# Task goal:
Make an exact copy of the lines, leaving the pictures out.

* begin *

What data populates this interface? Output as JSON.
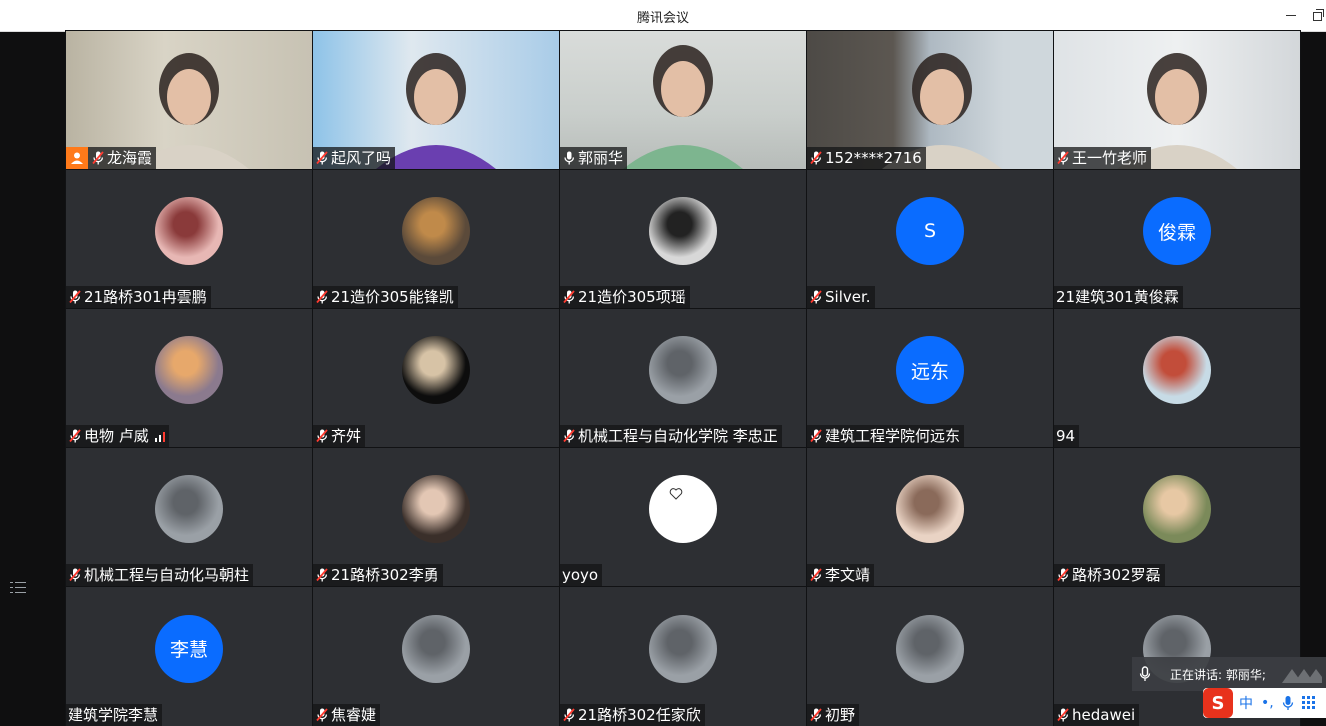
{
  "window": {
    "title": "腾讯会议"
  },
  "participants": [
    {
      "name": "龙海霞",
      "kind": "video",
      "host": true,
      "muted": true
    },
    {
      "name": "起风了吗",
      "kind": "video",
      "muted": true
    },
    {
      "name": "郭丽华",
      "kind": "video",
      "muted": false,
      "active": true
    },
    {
      "name": "152****2716",
      "kind": "video",
      "muted": true
    },
    {
      "name": "王一竹老师",
      "kind": "video",
      "muted": true
    },
    {
      "name": "21路桥301冉雲鹏",
      "kind": "photo",
      "muted": true
    },
    {
      "name": "21造价305能锋凯",
      "kind": "photo",
      "muted": true
    },
    {
      "name": "21造价305项瑶",
      "kind": "photo",
      "muted": true
    },
    {
      "name": "Silver.",
      "kind": "letter",
      "avatar_text": "S",
      "muted": true
    },
    {
      "name": "21建筑301黄俊霖",
      "kind": "letter",
      "avatar_text": "俊霖",
      "muted": false,
      "no_mic": true
    },
    {
      "name": "电物 卢威",
      "kind": "photo",
      "muted": true,
      "signal": true
    },
    {
      "name": "齐舛",
      "kind": "photo",
      "muted": true
    },
    {
      "name": "机械工程与自动化学院 李忠正",
      "kind": "photo",
      "muted": true
    },
    {
      "name": "建筑工程学院何远东",
      "kind": "letter",
      "avatar_text": "远东",
      "muted": true
    },
    {
      "name": "94",
      "kind": "photo",
      "muted": false,
      "no_mic": true
    },
    {
      "name": "机械工程与自动化马朝柱",
      "kind": "photo",
      "muted": true
    },
    {
      "name": "21路桥302李勇",
      "kind": "photo",
      "muted": true
    },
    {
      "name": "yoyo",
      "kind": "heart",
      "muted": false,
      "no_mic": true
    },
    {
      "name": "李文靖",
      "kind": "photo",
      "muted": true
    },
    {
      "name": "路桥302罗磊",
      "kind": "photo",
      "muted": true
    },
    {
      "name": "建筑学院李慧",
      "kind": "letter",
      "avatar_text": "李慧",
      "muted": false,
      "no_mic": true
    },
    {
      "name": "焦睿婕",
      "kind": "photo",
      "muted": true
    },
    {
      "name": "21路桥302任家欣",
      "kind": "photo",
      "muted": true
    },
    {
      "name": "初野",
      "kind": "photo",
      "muted": true
    },
    {
      "name": "hedawei",
      "kind": "photo",
      "muted": true
    }
  ],
  "speaking": {
    "label": "正在讲话: 郭丽华;"
  },
  "ime": {
    "logo": "S",
    "mode": "中",
    "punct": "•,"
  },
  "colors": {
    "accent": "#0a6cff",
    "tile": "#2d2f33",
    "active_border": "#2ecc71",
    "host": "#ff7a1a"
  }
}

* end *

# Complete answer:
What data populates this interface? Output as JSON.
{
  "window": {
    "title": "腾讯会议"
  },
  "participants": [
    {
      "name": "龙海霞",
      "kind": "video",
      "host": true,
      "muted": true
    },
    {
      "name": "起风了吗",
      "kind": "video",
      "muted": true
    },
    {
      "name": "郭丽华",
      "kind": "video",
      "muted": false,
      "active": true
    },
    {
      "name": "152****2716",
      "kind": "video",
      "muted": true
    },
    {
      "name": "王一竹老师",
      "kind": "video",
      "muted": true
    },
    {
      "name": "21路桥301冉雲鹏",
      "kind": "photo",
      "muted": true
    },
    {
      "name": "21造价305能锋凯",
      "kind": "photo",
      "muted": true
    },
    {
      "name": "21造价305项瑶",
      "kind": "photo",
      "muted": true
    },
    {
      "name": "Silver.",
      "kind": "letter",
      "avatar_text": "S",
      "muted": true
    },
    {
      "name": "21建筑301黄俊霖",
      "kind": "letter",
      "avatar_text": "俊霖",
      "muted": false,
      "no_mic": true
    },
    {
      "name": "电物 卢威",
      "kind": "photo",
      "muted": true,
      "signal": true
    },
    {
      "name": "齐舛",
      "kind": "photo",
      "muted": true
    },
    {
      "name": "机械工程与自动化学院 李忠正",
      "kind": "photo",
      "muted": true
    },
    {
      "name": "建筑工程学院何远东",
      "kind": "letter",
      "avatar_text": "远东",
      "muted": true
    },
    {
      "name": "94",
      "kind": "photo",
      "muted": false,
      "no_mic": true
    },
    {
      "name": "机械工程与自动化马朝柱",
      "kind": "photo",
      "muted": true
    },
    {
      "name": "21路桥302李勇",
      "kind": "photo",
      "muted": true
    },
    {
      "name": "yoyo",
      "kind": "heart",
      "muted": false,
      "no_mic": true
    },
    {
      "name": "李文靖",
      "kind": "photo",
      "muted": true
    },
    {
      "name": "路桥302罗磊",
      "kind": "photo",
      "muted": true
    },
    {
      "name": "建筑学院李慧",
      "kind": "letter",
      "avatar_text": "李慧",
      "muted": false,
      "no_mic": true
    },
    {
      "name": "焦睿婕",
      "kind": "photo",
      "muted": true
    },
    {
      "name": "21路桥302任家欣",
      "kind": "photo",
      "muted": true
    },
    {
      "name": "初野",
      "kind": "photo",
      "muted": true
    },
    {
      "name": "hedawei",
      "kind": "photo",
      "muted": true
    }
  ],
  "speaking": {
    "label": "正在讲话: 郭丽华;"
  },
  "ime": {
    "logo": "S",
    "mode": "中",
    "punct": "•,"
  },
  "colors": {
    "accent": "#0a6cff",
    "tile": "#2d2f33",
    "active_border": "#2ecc71",
    "host": "#ff7a1a"
  }
}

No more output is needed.